→ **Exercise**
Restate each line word for word. Leave out every picture.

→ **Provided records**
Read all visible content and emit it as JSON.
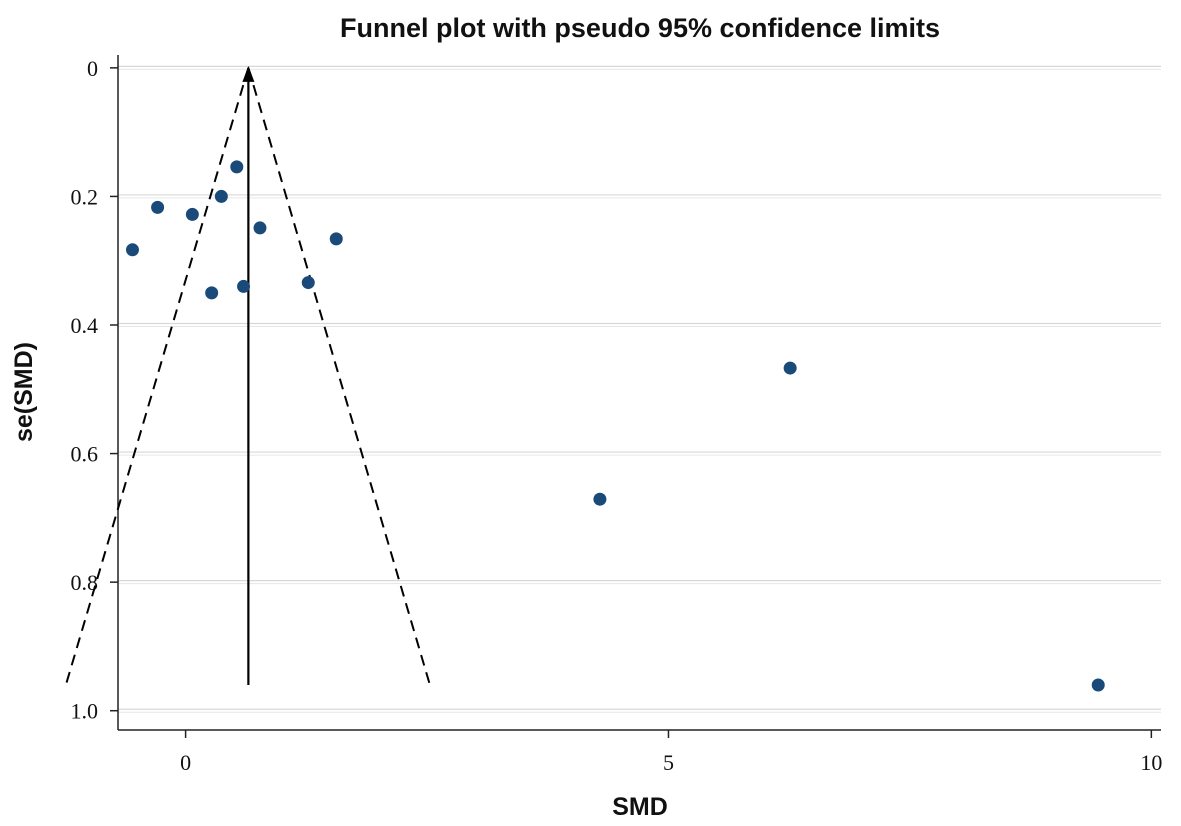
{
  "chart_data": {
    "type": "scatter",
    "title": "Funnel plot with pseudo 95% confidence limits",
    "xlabel": "SMD",
    "ylabel": "se(SMD)",
    "xlim": [
      -0.7,
      10.1
    ],
    "ylim": [
      1.03,
      -0.02
    ],
    "y_reversed": true,
    "xticks": [
      0,
      5,
      10
    ],
    "xtick_labels": [
      "0",
      "5",
      "10"
    ],
    "yticks": [
      0,
      0.2,
      0.4,
      0.6,
      0.8,
      1.0
    ],
    "ytick_labels": [
      "0",
      "0.2",
      "0.4",
      "0.6",
      "0.8",
      "1.0"
    ],
    "grid": true,
    "legend": "none",
    "point_color": "#1a4a7a",
    "pooled_estimate": 0.65,
    "funnel_se_max": 0.96,
    "funnel_lower_at_max": -1.24,
    "funnel_upper_at_max": 2.53,
    "points": [
      {
        "x": 0.53,
        "y": 0.154
      },
      {
        "x": 0.37,
        "y": 0.2
      },
      {
        "x": -0.29,
        "y": 0.217
      },
      {
        "x": 0.07,
        "y": 0.228
      },
      {
        "x": 0.77,
        "y": 0.249
      },
      {
        "x": 1.56,
        "y": 0.266
      },
      {
        "x": -0.55,
        "y": 0.283
      },
      {
        "x": 1.27,
        "y": 0.334
      },
      {
        "x": 0.6,
        "y": 0.34
      },
      {
        "x": 0.27,
        "y": 0.35
      },
      {
        "x": 6.26,
        "y": 0.467
      },
      {
        "x": 4.29,
        "y": 0.671
      },
      {
        "x": 9.45,
        "y": 0.96
      }
    ]
  }
}
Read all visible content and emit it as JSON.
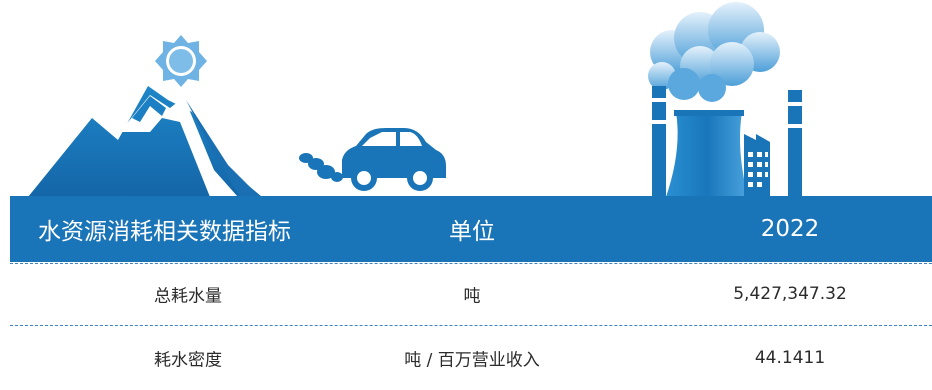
{
  "table": {
    "header": [
      "水资源消耗相关数据指标",
      "单位",
      "2022"
    ],
    "rows": [
      [
        "总耗水量",
        "吨",
        "5,427,347.32"
      ],
      [
        "耗水密度",
        "吨 / 百万营业收入",
        "44.1411"
      ]
    ]
  },
  "colors": {
    "header_bg": "#1a74b8",
    "divider": "#3f82c4",
    "illustration_primary": "#1a74b8",
    "illustration_light": "#6fb3e4"
  },
  "illustration": {
    "icons": [
      "mountain-icon",
      "sun-icon",
      "car-icon",
      "exhaust-smoke-icon",
      "factory-icon",
      "smoke-cloud-icon"
    ]
  }
}
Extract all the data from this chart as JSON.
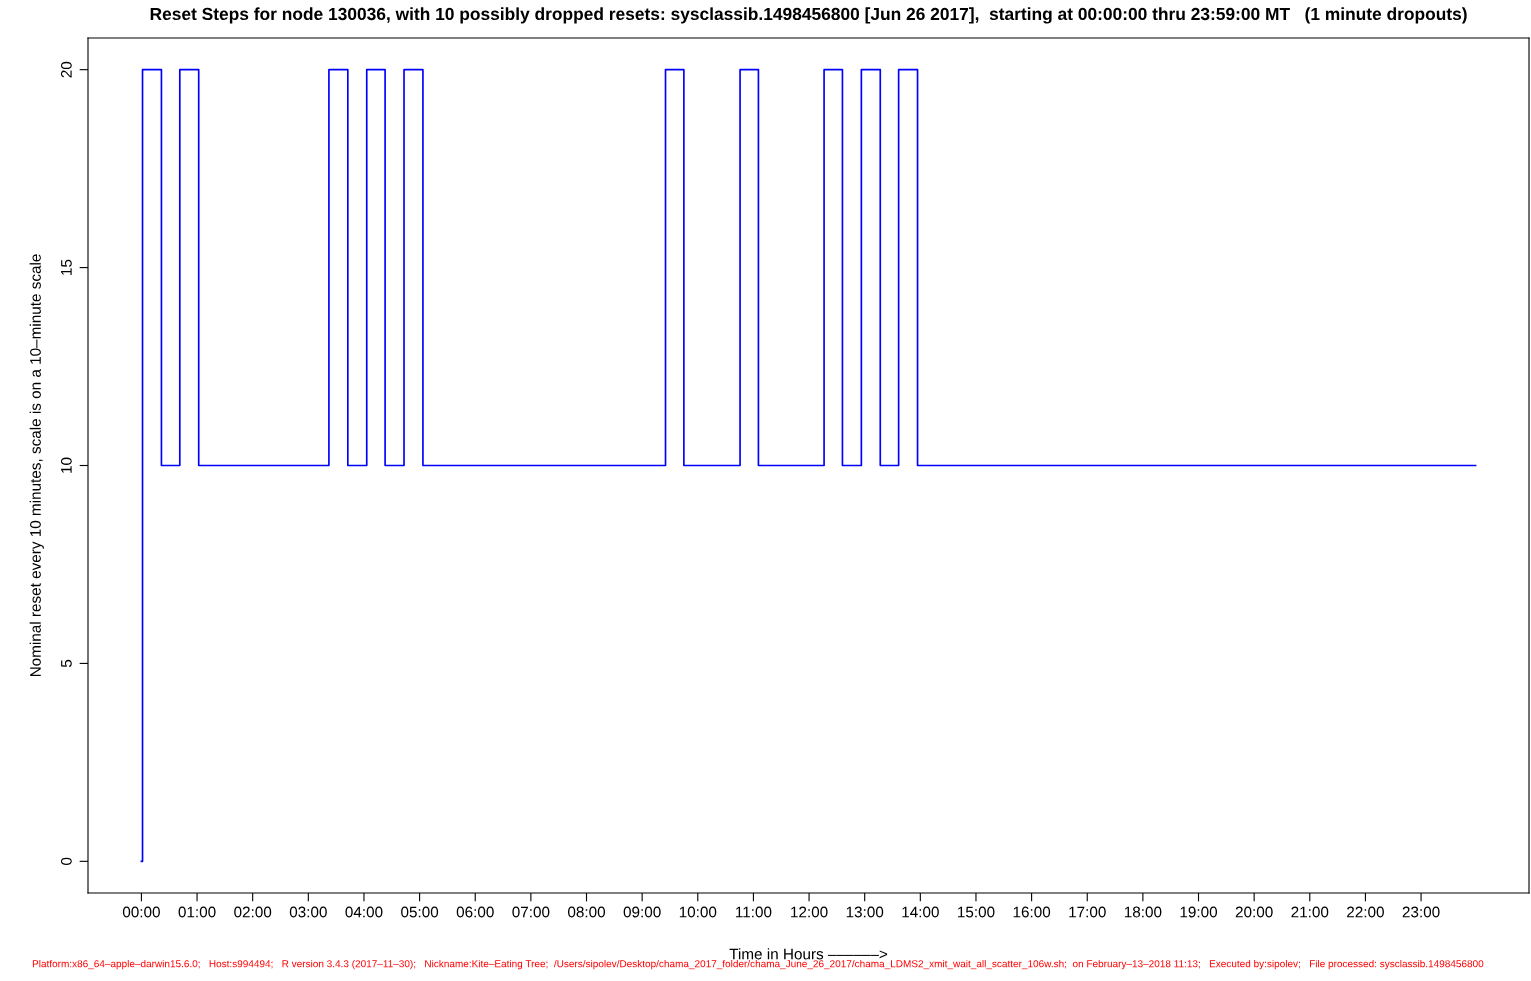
{
  "chart_data": {
    "type": "step",
    "title": "Reset Steps for node 130036, with 10 possibly dropped resets: sysclassib.1498456800 [Jun 26 2017],  starting at 00:00:00 thru 23:59:00 MT   (1 minute dropouts)",
    "xlabel": "Time in Hours ––––––>",
    "ylabel": "Nominal reset every 10 minutes, scale is on a 10–minute scale",
    "annotations": [
      "Platform:x86_64–apple–darwin15.6.0;   Host:s994494;   R version 3.4.3 (2017–11–30);   Nickname:Kite–Eating Tree;  /Users/sipolev/Desktop/chama_2017_folder/chama_June_26_2017/chama_LDMS2_xmit_wait_all_scatter_106w.sh;  on February–13–2018 11:13;   Executed by:sipolev;   File processed: sysclassib.1498456800"
    ],
    "series": [
      {
        "color": "#0000ff",
        "x": [
          0,
          0.02,
          0.36,
          0.69,
          1.03,
          3.37,
          3.71,
          4.05,
          4.38,
          4.72,
          5.06,
          9.42,
          9.75,
          10.76,
          11.09,
          12.27,
          12.6,
          12.94,
          13.28,
          13.61,
          13.95,
          23.98
        ],
        "values": [
          0,
          20,
          10,
          20,
          10,
          20,
          10,
          20,
          10,
          20,
          10,
          20,
          10,
          20,
          10,
          20,
          10,
          20,
          10,
          20,
          10,
          10
        ]
      }
    ],
    "xlim": [
      -0.96,
      24.94
    ],
    "ylim": [
      -0.8,
      20.8
    ],
    "xticks": [
      {
        "value": 0,
        "label": "00:00"
      },
      {
        "value": 1,
        "label": "01:00"
      },
      {
        "value": 2,
        "label": "02:00"
      },
      {
        "value": 3,
        "label": "03:00"
      },
      {
        "value": 4,
        "label": "04:00"
      },
      {
        "value": 5,
        "label": "05:00"
      },
      {
        "value": 6,
        "label": "06:00"
      },
      {
        "value": 7,
        "label": "07:00"
      },
      {
        "value": 8,
        "label": "08:00"
      },
      {
        "value": 9,
        "label": "09:00"
      },
      {
        "value": 10,
        "label": "10:00"
      },
      {
        "value": 11,
        "label": "11:00"
      },
      {
        "value": 12,
        "label": "12:00"
      },
      {
        "value": 13,
        "label": "13:00"
      },
      {
        "value": 14,
        "label": "14:00"
      },
      {
        "value": 15,
        "label": "15:00"
      },
      {
        "value": 16,
        "label": "16:00"
      },
      {
        "value": 17,
        "label": "17:00"
      },
      {
        "value": 18,
        "label": "18:00"
      },
      {
        "value": 19,
        "label": "19:00"
      },
      {
        "value": 20,
        "label": "20:00"
      },
      {
        "value": 21,
        "label": "21:00"
      },
      {
        "value": 22,
        "label": "22:00"
      },
      {
        "value": 23,
        "label": "23:00"
      }
    ],
    "yticks": [
      0,
      5,
      10,
      15,
      20
    ],
    "grid": false,
    "legend": false
  }
}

→ **Written reply**
Read all visible content and emit it as JSON.
{
  "chart_data": {
    "type": "scatter",
    "title": "Funnel plot with pseudo 95% confidence limits",
    "xlabel": "SMD",
    "ylabel": "se(SMD)",
    "xlim": [
      -0.7,
      10.1
    ],
    "ylim": [
      1.03,
      -0.02
    ],
    "y_reversed": true,
    "xticks": [
      0,
      5,
      10
    ],
    "xtick_labels": [
      "0",
      "5",
      "10"
    ],
    "yticks": [
      0,
      0.2,
      0.4,
      0.6,
      0.8,
      1.0
    ],
    "ytick_labels": [
      "0",
      "0.2",
      "0.4",
      "0.6",
      "0.8",
      "1.0"
    ],
    "grid": true,
    "legend": "none",
    "point_color": "#1a4a7a",
    "pooled_estimate": 0.65,
    "funnel_se_max": 0.96,
    "funnel_lower_at_max": -1.24,
    "funnel_upper_at_max": 2.53,
    "points": [
      {
        "x": 0.53,
        "y": 0.154
      },
      {
        "x": 0.37,
        "y": 0.2
      },
      {
        "x": -0.29,
        "y": 0.217
      },
      {
        "x": 0.07,
        "y": 0.228
      },
      {
        "x": 0.77,
        "y": 0.249
      },
      {
        "x": 1.56,
        "y": 0.266
      },
      {
        "x": -0.55,
        "y": 0.283
      },
      {
        "x": 1.27,
        "y": 0.334
      },
      {
        "x": 0.6,
        "y": 0.34
      },
      {
        "x": 0.27,
        "y": 0.35
      },
      {
        "x": 6.26,
        "y": 0.467
      },
      {
        "x": 4.29,
        "y": 0.671
      },
      {
        "x": 9.45,
        "y": 0.96
      }
    ]
  }
}
Read all visible content and emit it as JSON.
{
  "table": {
    "header": [
      "水资源消耗相关数据指标",
      "单位",
      "2022"
    ],
    "rows": [
      [
        "总耗水量",
        "吨",
        "5,427,347.32"
      ],
      [
        "耗水密度",
        "吨 / 百万营业收入",
        "44.1411"
      ]
    ]
  },
  "colors": {
    "header_bg": "#1a74b8",
    "divider": "#3f82c4",
    "illustration_primary": "#1a74b8",
    "illustration_light": "#6fb3e4"
  },
  "illustration": {
    "icons": [
      "mountain-icon",
      "sun-icon",
      "car-icon",
      "exhaust-smoke-icon",
      "factory-icon",
      "smoke-cloud-icon"
    ]
  }
}
Extract all the data from this chart as JSON.
{
  "chart_data": {
    "type": "step",
    "title": "Reset Steps for node 130036, with 10 possibly dropped resets: sysclassib.1498456800 [Jun 26 2017],  starting at 00:00:00 thru 23:59:00 MT   (1 minute dropouts)",
    "xlabel": "Time in Hours ––––––>",
    "ylabel": "Nominal reset every 10 minutes, scale is on a 10–minute scale",
    "annotations": [
      "Platform:x86_64–apple–darwin15.6.0;   Host:s994494;   R version 3.4.3 (2017–11–30);   Nickname:Kite–Eating Tree;  /Users/sipolev/Desktop/chama_2017_folder/chama_June_26_2017/chama_LDMS2_xmit_wait_all_scatter_106w.sh;  on February–13–2018 11:13;   Executed by:sipolev;   File processed: sysclassib.1498456800"
    ],
    "series": [
      {
        "color": "#0000ff",
        "x": [
          0,
          0.02,
          0.36,
          0.69,
          1.03,
          3.37,
          3.71,
          4.05,
          4.38,
          4.72,
          5.06,
          9.42,
          9.75,
          10.76,
          11.09,
          12.27,
          12.6,
          12.94,
          13.28,
          13.61,
          13.95,
          23.98
        ],
        "values": [
          0,
          20,
          10,
          20,
          10,
          20,
          10,
          20,
          10,
          20,
          10,
          20,
          10,
          20,
          10,
          20,
          10,
          20,
          10,
          20,
          10,
          10
        ]
      }
    ],
    "xlim": [
      -0.96,
      24.94
    ],
    "ylim": [
      -0.8,
      20.8
    ],
    "xticks": [
      {
        "value": 0,
        "label": "00:00"
      },
      {
        "value": 1,
        "label": "01:00"
      },
      {
        "value": 2,
        "label": "02:00"
      },
      {
        "value": 3,
        "label": "03:00"
      },
      {
        "value": 4,
        "label": "04:00"
      },
      {
        "value": 5,
        "label": "05:00"
      },
      {
        "value": 6,
        "label": "06:00"
      },
      {
        "value": 7,
        "label": "07:00"
      },
      {
        "value": 8,
        "label": "08:00"
      },
      {
        "value": 9,
        "label": "09:00"
      },
      {
        "value": 10,
        "label": "10:00"
      },
      {
        "value": 11,
        "label": "11:00"
      },
      {
        "value": 12,
        "label": "12:00"
      },
      {
        "value": 13,
        "label": "13:00"
      },
      {
        "value": 14,
        "label": "14:00"
      },
      {
        "value": 15,
        "label": "15:00"
      },
      {
        "value": 16,
        "label": "16:00"
      },
      {
        "value": 17,
        "label": "17:00"
      },
      {
        "value": 18,
        "label": "18:00"
      },
      {
        "value": 19,
        "label": "19:00"
      },
      {
        "value": 20,
        "label": "20:00"
      },
      {
        "value": 21,
        "label": "21:00"
      },
      {
        "value": 22,
        "label": "22:00"
      },
      {
        "value": 23,
        "label": "23:00"
      }
    ],
    "yticks": [
      0,
      5,
      10,
      15,
      20
    ],
    "grid": false,
    "legend": false
  }
}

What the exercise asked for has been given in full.